[Records excerpted from a collection]

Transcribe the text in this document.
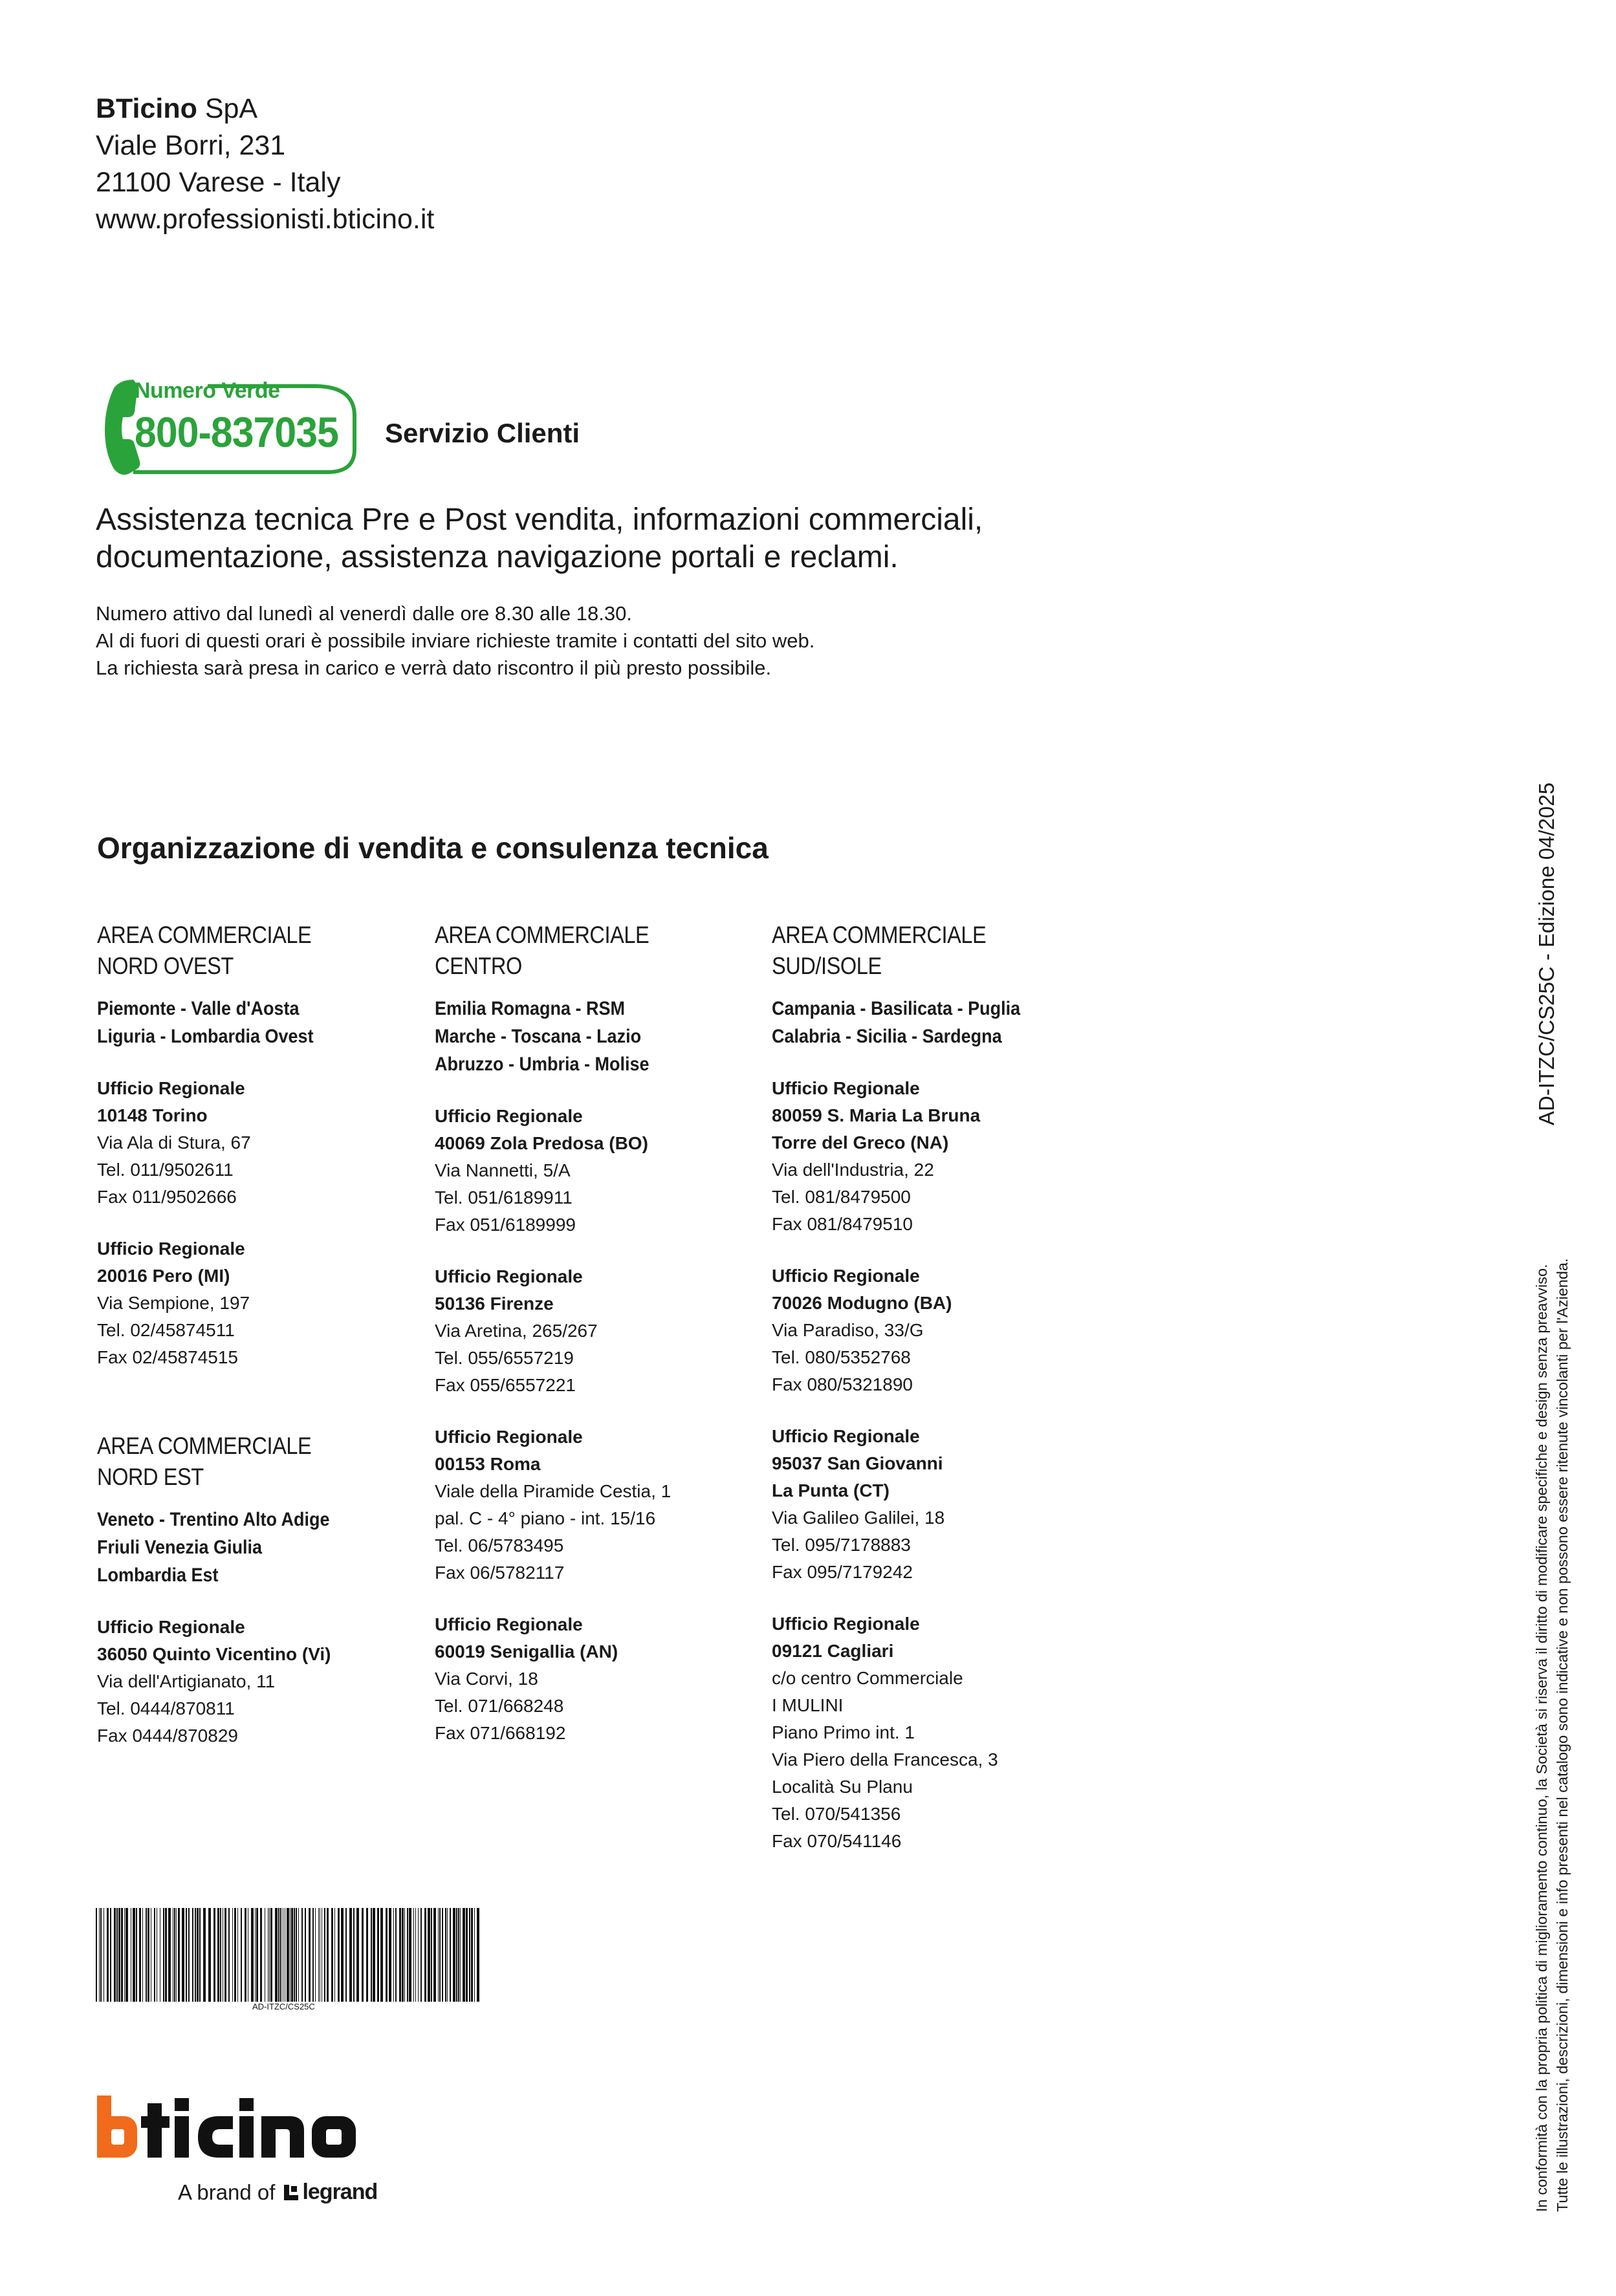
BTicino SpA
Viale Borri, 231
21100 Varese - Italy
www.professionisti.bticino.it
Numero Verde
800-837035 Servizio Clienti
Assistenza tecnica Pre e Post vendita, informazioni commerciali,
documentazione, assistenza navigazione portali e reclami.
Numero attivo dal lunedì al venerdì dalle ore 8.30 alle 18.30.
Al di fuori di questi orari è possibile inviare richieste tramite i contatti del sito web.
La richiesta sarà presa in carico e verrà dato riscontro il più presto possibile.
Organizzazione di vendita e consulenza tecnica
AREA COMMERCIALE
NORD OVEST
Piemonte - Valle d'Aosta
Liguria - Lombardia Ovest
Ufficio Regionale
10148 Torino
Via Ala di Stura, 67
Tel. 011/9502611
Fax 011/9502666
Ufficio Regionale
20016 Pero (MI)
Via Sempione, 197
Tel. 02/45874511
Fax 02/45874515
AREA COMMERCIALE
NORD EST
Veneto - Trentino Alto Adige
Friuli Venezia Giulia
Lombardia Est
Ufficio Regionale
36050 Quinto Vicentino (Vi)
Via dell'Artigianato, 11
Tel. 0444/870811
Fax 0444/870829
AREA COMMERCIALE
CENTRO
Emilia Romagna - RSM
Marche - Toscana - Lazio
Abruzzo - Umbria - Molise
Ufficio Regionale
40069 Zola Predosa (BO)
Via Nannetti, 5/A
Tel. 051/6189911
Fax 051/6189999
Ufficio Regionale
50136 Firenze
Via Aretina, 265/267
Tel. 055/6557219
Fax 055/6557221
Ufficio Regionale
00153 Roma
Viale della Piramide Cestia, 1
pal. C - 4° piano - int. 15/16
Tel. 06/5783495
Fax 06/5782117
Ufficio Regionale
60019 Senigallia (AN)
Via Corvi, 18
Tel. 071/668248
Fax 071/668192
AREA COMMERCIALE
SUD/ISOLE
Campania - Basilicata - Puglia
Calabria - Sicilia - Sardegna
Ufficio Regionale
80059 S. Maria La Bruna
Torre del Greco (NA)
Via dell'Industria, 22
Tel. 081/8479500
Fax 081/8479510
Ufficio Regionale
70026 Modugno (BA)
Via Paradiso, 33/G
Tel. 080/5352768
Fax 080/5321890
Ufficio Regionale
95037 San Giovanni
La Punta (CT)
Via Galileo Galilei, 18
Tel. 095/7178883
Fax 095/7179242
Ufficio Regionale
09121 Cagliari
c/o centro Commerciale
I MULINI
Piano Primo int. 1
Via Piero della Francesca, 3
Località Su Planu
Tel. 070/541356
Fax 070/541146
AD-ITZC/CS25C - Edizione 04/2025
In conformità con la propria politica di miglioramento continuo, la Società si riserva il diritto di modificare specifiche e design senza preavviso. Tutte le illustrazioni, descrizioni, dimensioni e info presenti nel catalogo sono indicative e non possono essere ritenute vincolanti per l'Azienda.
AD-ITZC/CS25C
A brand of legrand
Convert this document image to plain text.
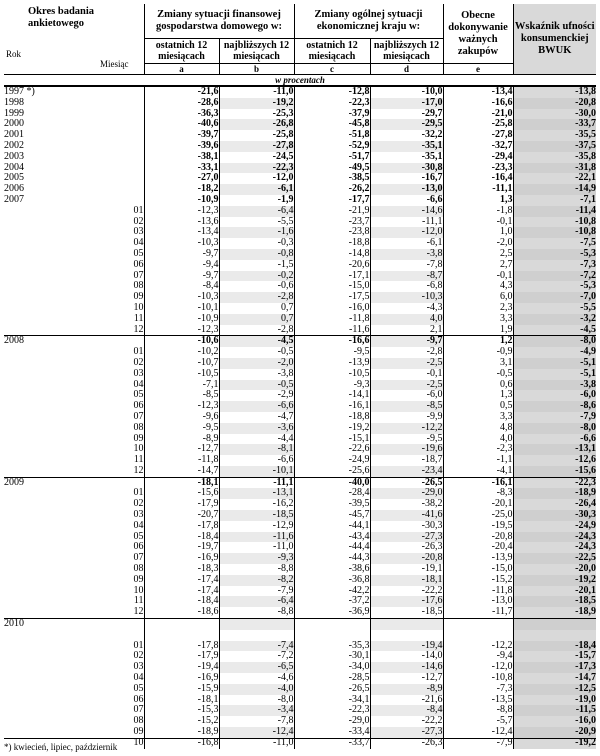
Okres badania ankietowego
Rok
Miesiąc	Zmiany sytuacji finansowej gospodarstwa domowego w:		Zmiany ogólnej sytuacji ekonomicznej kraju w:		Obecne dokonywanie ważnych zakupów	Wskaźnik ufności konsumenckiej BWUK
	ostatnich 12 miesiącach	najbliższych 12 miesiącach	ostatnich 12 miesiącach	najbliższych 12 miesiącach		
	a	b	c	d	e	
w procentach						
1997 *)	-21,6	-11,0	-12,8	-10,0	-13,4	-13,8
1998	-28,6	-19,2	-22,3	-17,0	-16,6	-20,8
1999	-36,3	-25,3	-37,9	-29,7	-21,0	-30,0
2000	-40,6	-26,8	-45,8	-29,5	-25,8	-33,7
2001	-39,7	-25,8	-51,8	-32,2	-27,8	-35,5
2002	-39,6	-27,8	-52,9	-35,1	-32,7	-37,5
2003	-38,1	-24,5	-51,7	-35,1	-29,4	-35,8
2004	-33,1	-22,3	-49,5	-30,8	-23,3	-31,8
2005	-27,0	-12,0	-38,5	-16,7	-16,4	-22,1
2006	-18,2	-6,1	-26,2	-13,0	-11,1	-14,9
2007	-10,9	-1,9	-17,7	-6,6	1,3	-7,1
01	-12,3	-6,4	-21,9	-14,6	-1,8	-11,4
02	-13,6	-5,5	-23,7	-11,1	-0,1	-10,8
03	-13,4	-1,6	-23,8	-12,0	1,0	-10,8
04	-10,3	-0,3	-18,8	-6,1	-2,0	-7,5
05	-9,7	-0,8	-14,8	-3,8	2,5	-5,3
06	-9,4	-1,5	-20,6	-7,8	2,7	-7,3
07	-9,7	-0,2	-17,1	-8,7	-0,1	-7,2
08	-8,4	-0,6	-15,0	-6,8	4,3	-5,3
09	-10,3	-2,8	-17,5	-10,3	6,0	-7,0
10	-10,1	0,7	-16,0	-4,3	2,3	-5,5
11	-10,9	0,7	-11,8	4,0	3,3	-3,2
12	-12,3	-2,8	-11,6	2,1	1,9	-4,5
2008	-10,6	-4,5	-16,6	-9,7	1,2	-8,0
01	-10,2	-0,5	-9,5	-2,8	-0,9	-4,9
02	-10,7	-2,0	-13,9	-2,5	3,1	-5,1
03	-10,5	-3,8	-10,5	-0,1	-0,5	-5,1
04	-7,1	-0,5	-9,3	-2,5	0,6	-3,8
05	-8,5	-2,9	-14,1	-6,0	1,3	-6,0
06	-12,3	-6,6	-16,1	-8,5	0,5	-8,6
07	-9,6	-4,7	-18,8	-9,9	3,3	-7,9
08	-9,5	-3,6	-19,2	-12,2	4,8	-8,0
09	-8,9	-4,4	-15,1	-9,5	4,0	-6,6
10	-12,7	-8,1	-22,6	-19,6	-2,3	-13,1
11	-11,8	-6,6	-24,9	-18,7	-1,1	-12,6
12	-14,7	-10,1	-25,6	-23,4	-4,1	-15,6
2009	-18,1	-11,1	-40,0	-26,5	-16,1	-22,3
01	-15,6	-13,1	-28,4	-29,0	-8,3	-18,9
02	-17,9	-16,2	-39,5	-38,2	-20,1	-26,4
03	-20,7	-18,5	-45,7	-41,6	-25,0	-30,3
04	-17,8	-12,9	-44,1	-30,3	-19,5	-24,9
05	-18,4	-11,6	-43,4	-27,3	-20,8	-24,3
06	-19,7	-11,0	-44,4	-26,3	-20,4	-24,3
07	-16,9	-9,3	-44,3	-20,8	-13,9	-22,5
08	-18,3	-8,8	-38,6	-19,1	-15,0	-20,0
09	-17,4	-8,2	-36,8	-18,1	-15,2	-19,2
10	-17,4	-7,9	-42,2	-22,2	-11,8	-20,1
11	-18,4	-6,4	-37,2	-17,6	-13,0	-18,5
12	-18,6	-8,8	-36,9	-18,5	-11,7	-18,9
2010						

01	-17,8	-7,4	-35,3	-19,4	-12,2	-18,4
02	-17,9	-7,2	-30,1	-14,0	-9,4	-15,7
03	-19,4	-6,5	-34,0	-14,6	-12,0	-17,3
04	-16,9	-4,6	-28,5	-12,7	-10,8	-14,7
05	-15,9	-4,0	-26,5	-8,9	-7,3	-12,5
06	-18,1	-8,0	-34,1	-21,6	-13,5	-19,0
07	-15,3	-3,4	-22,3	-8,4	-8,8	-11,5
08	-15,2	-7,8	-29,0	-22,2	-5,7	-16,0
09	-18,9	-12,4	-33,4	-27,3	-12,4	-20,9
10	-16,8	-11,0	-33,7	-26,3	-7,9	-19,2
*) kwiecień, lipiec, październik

▸ **EXERCISE DIRECTIONS**
In the listing above, how many lines hold the word "Lombardia"? Give the number and nothing more.

▸ **CORRECT RESULT**
2